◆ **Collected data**
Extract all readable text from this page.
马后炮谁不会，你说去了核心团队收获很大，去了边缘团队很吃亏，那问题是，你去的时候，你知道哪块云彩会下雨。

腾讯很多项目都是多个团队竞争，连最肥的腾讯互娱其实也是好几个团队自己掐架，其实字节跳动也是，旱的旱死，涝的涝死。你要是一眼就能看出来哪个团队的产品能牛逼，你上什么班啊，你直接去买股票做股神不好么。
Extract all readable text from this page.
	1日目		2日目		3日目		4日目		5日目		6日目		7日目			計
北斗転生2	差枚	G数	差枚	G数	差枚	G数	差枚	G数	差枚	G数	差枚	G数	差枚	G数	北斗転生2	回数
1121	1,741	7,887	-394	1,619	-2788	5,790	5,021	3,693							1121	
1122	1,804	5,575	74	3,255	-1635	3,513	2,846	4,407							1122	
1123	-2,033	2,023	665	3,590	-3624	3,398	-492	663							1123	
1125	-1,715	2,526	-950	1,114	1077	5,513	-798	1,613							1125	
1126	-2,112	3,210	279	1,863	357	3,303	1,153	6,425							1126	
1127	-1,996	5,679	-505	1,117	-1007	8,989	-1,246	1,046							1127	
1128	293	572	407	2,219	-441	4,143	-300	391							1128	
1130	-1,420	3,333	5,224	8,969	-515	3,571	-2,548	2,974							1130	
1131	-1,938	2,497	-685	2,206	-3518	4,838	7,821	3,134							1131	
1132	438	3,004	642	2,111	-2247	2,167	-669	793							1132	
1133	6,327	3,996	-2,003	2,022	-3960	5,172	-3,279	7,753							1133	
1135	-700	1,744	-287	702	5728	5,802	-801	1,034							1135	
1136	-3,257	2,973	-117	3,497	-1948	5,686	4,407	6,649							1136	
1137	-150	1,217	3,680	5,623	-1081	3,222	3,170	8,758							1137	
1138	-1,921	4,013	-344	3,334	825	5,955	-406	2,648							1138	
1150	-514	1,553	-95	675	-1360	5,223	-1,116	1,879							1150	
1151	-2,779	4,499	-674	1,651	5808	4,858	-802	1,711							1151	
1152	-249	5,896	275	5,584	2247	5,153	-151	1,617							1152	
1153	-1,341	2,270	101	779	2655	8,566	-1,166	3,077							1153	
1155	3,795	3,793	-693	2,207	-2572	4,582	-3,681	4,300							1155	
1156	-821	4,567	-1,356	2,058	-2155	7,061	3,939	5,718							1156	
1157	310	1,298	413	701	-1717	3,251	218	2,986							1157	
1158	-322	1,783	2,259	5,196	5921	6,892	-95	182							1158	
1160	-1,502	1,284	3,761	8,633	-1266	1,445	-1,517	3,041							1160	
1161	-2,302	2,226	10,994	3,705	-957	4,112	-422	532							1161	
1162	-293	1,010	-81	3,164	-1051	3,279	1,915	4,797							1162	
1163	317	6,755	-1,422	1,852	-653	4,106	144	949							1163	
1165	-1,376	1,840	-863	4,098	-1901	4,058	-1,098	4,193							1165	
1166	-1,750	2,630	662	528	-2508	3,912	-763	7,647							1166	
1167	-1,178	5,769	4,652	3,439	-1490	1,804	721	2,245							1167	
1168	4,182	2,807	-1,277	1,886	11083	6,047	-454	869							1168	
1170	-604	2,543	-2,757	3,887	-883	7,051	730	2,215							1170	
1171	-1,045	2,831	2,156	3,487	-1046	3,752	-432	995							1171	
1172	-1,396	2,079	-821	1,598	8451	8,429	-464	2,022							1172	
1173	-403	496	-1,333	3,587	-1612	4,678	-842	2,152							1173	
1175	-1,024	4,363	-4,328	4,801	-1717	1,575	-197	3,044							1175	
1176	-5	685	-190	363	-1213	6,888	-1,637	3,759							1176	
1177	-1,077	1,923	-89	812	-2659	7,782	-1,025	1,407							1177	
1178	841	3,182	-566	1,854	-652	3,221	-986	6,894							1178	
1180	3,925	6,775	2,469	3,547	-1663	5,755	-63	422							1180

◆ **REQUIRED TASK**
Restate the whole listing exactly.

◆ **SOLUTION TO THE PROBLEM**
Extract all readable text from this page.
马后炮谁不会，你说去了核心团队收获很大，去了边缘团队很吃亏，那问题是，你去的时候，你知道哪块云彩会下雨。

腾讯很多项目都是多个团队竞争，连最肥的腾讯互娱其实也是好几个团队自己掐架，其实字节跳动也是，旱的旱死，涝的涝死。你要是一眼就能看出来哪个团队的产品能牛逼，你上什么班啊，你直接去买股票做股神不好么。
Extract all readable text from this page.
	1日目		2日目		3日目		4日目		5日目		6日目		7日目			計
北斗転生2	差枚	G数	差枚	G数	差枚	G数	差枚	G数	差枚	G数	差枚	G数	差枚	G数	北斗転生2	回数
1121	1,741	7,887	-394	1,619	-2788	5,790	5,021	3,693							1121	
1122	1,804	5,575	74	3,255	-1635	3,513	2,846	4,407							1122	
1123	-2,033	2,023	665	3,590	-3624	3,398	-492	663							1123	
1125	-1,715	2,526	-950	1,114	1077	5,513	-798	1,613							1125	
1126	-2,112	3,210	279	1,863	357	3,303	1,153	6,425							1126	
1127	-1,996	5,679	-505	1,117	-1007	8,989	-1,246	1,046							1127	
1128	293	572	407	2,219	-441	4,143	-300	391							1128	
1130	-1,420	3,333	5,224	8,969	-515	3,571	-2,548	2,974							1130	
1131	-1,938	2,497	-685	2,206	-3518	4,838	7,821	3,134							1131	
1132	438	3,004	642	2,111	-2247	2,167	-669	793							1132	
1133	6,327	3,996	-2,003	2,022	-3960	5,172	-3,279	7,753							1133	
1135	-700	1,744	-287	702	5728	5,802	-801	1,034							1135	
1136	-3,257	2,973	-117	3,497	-1948	5,686	4,407	6,649							1136	
1137	-150	1,217	3,680	5,623	-1081	3,222	3,170	8,758							1137	
1138	-1,921	4,013	-344	3,334	825	5,955	-406	2,648							1138	
1150	-514	1,553	-95	675	-1360	5,223	-1,116	1,879							1150	
1151	-2,779	4,499	-674	1,651	5808	4,858	-802	1,711							1151	
1152	-249	5,896	275	5,584	2247	5,153	-151	1,617							1152	
1153	-1,341	2,270	101	779	2655	8,566	-1,166	3,077							1153	
1155	3,795	3,793	-693	2,207	-2572	4,582	-3,681	4,300							1155	
1156	-821	4,567	-1,356	2,058	-2155	7,061	3,939	5,718							1156	
1157	310	1,298	413	701	-1717	3,251	218	2,986							1157	
1158	-322	1,783	2,259	5,196	5921	6,892	-95	182							1158	
1160	-1,502	1,284	3,761	8,633	-1266	1,445	-1,517	3,041							1160	
1161	-2,302	2,226	10,994	3,705	-957	4,112	-422	532							1161	
1162	-293	1,010	-81	3,164	-1051	3,279	1,915	4,797							1162	
1163	317	6,755	-1,422	1,852	-653	4,106	144	949							1163	
1165	-1,376	1,840	-863	4,098	-1901	4,058	-1,098	4,193							1165	
1166	-1,750	2,630	662	528	-2508	3,912	-763	7,647							1166	
1167	-1,178	5,769	4,652	3,439	-1490	1,804	721	2,245							1167	
1168	4,182	2,807	-1,277	1,886	11083	6,047	-454	869							1168	
1170	-604	2,543	-2,757	3,887	-883	7,051	730	2,215							1170	
1171	-1,045	2,831	2,156	3,487	-1046	3,752	-432	995							1171	
1172	-1,396	2,079	-821	1,598	8451	8,429	-464	2,022							1172	
1173	-403	496	-1,333	3,587	-1612	4,678	-842	2,152							1173	
1175	-1,024	4,363	-4,328	4,801	-1717	1,575	-197	3,044							1175	
1176	-5	685	-190	363	-1213	6,888	-1,637	3,759							1176	
1177	-1,077	1,923	-89	812	-2659	7,782	-1,025	1,407							1177	
1178	841	3,182	-566	1,854	-652	3,221	-986	6,894							1178	
1180	3,925	6,775	2,469	3,547	-1663	5,755	-63	422							1180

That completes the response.